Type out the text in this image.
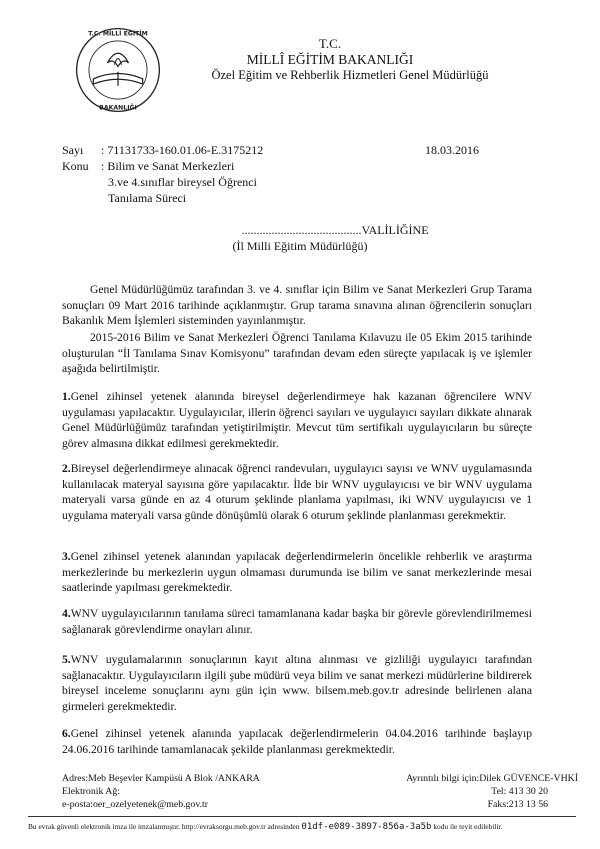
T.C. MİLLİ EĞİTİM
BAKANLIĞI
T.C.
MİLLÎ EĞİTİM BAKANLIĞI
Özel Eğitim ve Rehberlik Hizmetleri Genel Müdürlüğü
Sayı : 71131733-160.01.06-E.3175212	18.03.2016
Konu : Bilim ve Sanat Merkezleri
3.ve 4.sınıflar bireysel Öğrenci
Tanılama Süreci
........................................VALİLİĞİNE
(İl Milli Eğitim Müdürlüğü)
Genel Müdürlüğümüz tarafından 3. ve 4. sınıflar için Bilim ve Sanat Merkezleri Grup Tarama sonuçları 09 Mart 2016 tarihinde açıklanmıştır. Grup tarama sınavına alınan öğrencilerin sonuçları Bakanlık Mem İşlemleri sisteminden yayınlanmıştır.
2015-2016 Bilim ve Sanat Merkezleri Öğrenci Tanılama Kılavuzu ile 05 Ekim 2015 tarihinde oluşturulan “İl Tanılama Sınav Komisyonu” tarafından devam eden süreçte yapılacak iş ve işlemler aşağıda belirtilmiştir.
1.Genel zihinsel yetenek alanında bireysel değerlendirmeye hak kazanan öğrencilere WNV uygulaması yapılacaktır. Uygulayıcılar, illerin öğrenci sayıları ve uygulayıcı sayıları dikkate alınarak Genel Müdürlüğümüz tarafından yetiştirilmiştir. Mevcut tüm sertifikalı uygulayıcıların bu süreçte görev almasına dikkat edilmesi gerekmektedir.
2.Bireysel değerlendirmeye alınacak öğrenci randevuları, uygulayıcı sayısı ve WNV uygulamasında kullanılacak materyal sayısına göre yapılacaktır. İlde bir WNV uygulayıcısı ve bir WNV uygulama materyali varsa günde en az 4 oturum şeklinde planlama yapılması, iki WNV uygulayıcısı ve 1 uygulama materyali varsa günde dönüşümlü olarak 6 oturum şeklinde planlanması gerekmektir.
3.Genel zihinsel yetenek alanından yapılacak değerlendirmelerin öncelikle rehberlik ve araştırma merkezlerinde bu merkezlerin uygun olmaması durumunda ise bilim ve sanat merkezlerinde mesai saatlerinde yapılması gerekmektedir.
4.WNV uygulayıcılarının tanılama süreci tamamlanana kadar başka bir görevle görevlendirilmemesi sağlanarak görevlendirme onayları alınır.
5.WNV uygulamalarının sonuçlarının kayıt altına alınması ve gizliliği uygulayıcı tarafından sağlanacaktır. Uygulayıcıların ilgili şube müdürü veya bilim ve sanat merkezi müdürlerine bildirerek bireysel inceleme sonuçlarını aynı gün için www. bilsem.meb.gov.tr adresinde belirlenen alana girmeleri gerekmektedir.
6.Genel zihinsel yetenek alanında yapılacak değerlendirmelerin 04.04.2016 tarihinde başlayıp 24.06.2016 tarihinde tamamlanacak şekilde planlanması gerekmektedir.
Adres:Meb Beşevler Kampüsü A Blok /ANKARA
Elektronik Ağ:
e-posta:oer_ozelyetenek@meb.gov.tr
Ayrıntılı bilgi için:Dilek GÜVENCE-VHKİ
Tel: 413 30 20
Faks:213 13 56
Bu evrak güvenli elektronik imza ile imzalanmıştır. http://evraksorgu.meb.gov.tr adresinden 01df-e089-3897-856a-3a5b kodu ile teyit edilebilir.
==
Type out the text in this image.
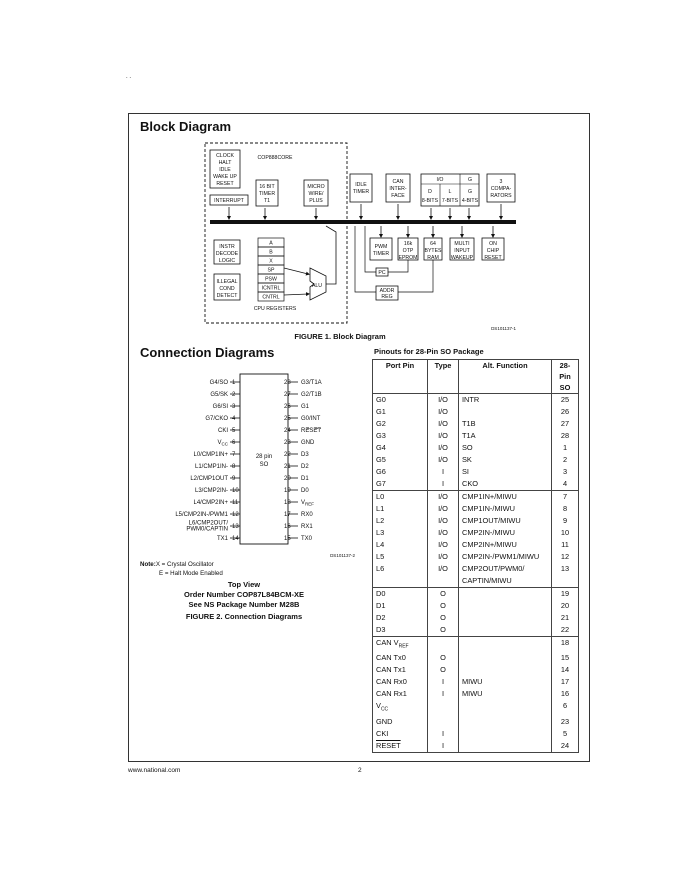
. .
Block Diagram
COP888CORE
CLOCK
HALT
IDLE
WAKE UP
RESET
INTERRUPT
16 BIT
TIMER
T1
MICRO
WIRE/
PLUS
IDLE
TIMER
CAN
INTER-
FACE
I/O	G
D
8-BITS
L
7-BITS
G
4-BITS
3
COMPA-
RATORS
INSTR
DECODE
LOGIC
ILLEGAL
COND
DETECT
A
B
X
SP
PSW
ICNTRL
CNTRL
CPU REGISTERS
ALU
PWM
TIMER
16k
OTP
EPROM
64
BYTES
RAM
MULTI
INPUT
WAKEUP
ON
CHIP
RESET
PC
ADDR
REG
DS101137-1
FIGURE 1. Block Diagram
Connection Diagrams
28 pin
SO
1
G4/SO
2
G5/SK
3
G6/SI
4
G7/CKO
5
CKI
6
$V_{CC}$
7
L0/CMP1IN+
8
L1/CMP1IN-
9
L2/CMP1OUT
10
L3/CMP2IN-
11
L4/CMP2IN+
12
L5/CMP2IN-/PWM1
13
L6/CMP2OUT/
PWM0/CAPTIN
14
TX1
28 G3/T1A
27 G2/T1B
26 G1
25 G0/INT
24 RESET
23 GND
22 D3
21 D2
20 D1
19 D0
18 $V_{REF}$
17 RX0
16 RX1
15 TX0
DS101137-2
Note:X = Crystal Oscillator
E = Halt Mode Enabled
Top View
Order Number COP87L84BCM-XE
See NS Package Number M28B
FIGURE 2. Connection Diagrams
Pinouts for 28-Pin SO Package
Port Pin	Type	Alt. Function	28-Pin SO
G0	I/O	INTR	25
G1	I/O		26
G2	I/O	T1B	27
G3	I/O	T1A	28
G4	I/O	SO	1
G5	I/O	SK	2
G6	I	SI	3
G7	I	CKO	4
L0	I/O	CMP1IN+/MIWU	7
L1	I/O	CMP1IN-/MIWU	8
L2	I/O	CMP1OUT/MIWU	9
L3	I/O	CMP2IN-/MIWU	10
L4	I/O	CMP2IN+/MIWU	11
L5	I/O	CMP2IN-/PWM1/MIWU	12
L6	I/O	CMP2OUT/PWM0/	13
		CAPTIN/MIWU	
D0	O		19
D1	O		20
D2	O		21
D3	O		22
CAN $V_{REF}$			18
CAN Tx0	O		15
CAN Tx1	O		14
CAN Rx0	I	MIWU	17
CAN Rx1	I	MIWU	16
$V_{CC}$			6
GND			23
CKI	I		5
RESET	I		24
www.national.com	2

### To do
Extract every line that has the string "Diagrams" in it.

### The solution
Connection Diagrams
FIGURE 2. Connection Diagrams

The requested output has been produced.